• **Source passage**
⁂

The contribution of learning (Boarin et al., 2012) applies at various levels: a better work organization on the same site, where the personnel have already had experience in the construction and assembling of previous NPP modules; a learning component in factory fabrication of the equipment; a learning component in the utilization of materials and equipment by more skilled workers, etc. A scale-up of the plant output and the attempt to introduce an original French design, i. e. the N4 reactors, towards the end of the program may only partially explain such an occurrence.

Lovins (1986) presented an interesting theoretical framework, referred to as the Bupp-Derian-Komanoff-Taylor hypothesis, that suggests that with increasing application (‘doing’), the complexity of the technology inevitably increases, leading to inherent cost escalation trends that limit or reverse ‘learning’ (cost reduction) possibilities. In other words, the technology scale-up can lead to an inevitable increase in systems complexity that translates into real-cost escalation, or ‘negative learning’. Nevertheless, learning effects have been recorded in technology-advanced industries (Frischtak, 1994); learning effect description was first published by an aeronautical engineer (Wright, 1936).

The learning effect is also visible in the Korean NPP fleet deployment costs: learning accumulation has played an undeniable effect on a progressive cost decrease (Figure 10.10). KHNP, the owner of all 21 of South Korea’s operating nuclear power reactors, has held a licensee relationship with Westinghouse since the late 1980s when the US-based company supplied the 945 MWe System 80 nuclear steam supply for Yonggwang 3 and 4. After that, KHNP was able to develop variants of System 80 for its own requirements under technology transfer terms in the license agreement. After introducing domestic innovations and updating technology over time, KHNP came up with the Korean Standard Nuclear Plant (KNSP), then the OPR-1000. The current APR-1400 technology represents a further evolution of that design. The construction and power generation costs of the APR-1400 are reported to be 10% lower than those of OPR-1000 units.

Korean NPP is the evidence that learning economy may apply to construction costs: in this case, learning effect was achieved through a concentrated construction (Figure 10.11), with the deployment of twin/multiple units on the same site and by avoiding substantial design modification in order to attain PWR plant standardization and control design complexity. (Wolsong NPP are PHWR-CANDU, provided by AECL, as the only exception to the PWR design.)

⁂

• **Dataset rows**
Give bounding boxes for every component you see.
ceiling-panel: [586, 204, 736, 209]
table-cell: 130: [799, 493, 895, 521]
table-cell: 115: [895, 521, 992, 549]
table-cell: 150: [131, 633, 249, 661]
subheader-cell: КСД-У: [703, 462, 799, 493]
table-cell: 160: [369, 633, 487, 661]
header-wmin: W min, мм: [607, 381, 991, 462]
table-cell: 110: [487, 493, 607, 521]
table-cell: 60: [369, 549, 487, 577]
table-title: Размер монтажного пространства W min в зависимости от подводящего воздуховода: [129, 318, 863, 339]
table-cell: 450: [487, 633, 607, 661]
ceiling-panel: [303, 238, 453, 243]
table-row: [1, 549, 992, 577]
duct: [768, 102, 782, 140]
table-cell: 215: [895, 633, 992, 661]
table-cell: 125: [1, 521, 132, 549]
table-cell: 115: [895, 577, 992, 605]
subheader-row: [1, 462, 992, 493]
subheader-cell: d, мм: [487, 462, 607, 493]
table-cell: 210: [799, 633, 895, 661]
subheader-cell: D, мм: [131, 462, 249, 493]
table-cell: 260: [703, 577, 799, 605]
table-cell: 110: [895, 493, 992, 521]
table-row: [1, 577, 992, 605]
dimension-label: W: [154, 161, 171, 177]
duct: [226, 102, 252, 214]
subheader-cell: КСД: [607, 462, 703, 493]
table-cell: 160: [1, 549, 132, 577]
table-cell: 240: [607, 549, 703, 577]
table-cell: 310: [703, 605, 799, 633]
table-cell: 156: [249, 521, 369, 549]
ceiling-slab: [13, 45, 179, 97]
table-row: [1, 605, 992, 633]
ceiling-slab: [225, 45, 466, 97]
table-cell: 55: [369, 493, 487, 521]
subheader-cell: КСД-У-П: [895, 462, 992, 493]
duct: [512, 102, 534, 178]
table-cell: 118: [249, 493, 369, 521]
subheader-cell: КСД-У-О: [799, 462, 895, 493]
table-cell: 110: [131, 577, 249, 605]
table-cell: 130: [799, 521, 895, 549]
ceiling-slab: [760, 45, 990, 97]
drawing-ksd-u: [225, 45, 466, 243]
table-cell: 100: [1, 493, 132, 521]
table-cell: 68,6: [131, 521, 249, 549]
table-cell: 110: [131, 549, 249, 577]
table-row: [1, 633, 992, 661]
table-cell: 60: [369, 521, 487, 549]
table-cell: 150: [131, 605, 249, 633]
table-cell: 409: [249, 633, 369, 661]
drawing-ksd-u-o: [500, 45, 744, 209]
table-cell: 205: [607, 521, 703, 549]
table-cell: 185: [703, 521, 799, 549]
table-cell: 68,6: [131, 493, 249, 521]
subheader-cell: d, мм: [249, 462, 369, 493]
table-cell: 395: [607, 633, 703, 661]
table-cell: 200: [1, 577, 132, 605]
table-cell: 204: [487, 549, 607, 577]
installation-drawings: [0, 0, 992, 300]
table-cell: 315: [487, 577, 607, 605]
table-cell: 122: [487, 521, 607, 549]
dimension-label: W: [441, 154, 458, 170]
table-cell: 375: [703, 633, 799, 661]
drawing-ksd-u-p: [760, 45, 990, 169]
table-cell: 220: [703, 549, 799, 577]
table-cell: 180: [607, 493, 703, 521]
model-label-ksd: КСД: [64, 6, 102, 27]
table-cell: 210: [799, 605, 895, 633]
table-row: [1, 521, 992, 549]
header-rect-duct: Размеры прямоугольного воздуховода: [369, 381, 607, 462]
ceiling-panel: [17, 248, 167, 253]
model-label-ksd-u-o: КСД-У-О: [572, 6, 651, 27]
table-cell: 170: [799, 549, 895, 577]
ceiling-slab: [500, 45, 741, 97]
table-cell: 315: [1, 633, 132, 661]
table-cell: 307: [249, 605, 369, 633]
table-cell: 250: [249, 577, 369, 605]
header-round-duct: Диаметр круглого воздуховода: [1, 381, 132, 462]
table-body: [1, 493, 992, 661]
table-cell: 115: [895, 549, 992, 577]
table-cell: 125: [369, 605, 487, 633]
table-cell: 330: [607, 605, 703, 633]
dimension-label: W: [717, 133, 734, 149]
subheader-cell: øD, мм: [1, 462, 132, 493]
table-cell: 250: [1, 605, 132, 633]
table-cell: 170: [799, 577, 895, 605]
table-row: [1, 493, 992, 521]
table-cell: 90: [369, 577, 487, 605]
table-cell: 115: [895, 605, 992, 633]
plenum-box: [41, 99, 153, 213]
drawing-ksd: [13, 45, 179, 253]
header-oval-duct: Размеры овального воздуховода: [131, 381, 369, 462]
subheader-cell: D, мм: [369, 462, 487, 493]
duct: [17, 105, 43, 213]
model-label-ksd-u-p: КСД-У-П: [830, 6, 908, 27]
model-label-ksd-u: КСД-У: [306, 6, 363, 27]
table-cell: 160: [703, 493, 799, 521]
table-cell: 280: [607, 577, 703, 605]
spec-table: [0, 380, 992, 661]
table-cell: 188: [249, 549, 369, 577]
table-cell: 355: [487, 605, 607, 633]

⁂

• **Exercise requirements**
Rewrite the part of the nuclear construction cost text that opens with "Korean NPP is" and closes with "the PWR design.)", and change "concentrated construction" to "clustered construction".

• **Solution to the problem**
Korean NPP is the evidence that learning economy may apply to construction costs: in this case, learning effect was achieved through a clustered construction (Figure 10.11), with the deployment of twin/multiple units on the same site and by avoiding substantial design modification in order to attain PWR plant standardization and control design complexity. (Wolsong NPP are PHWR-CANDU, provided by AECL, as the only exception to the PWR design.)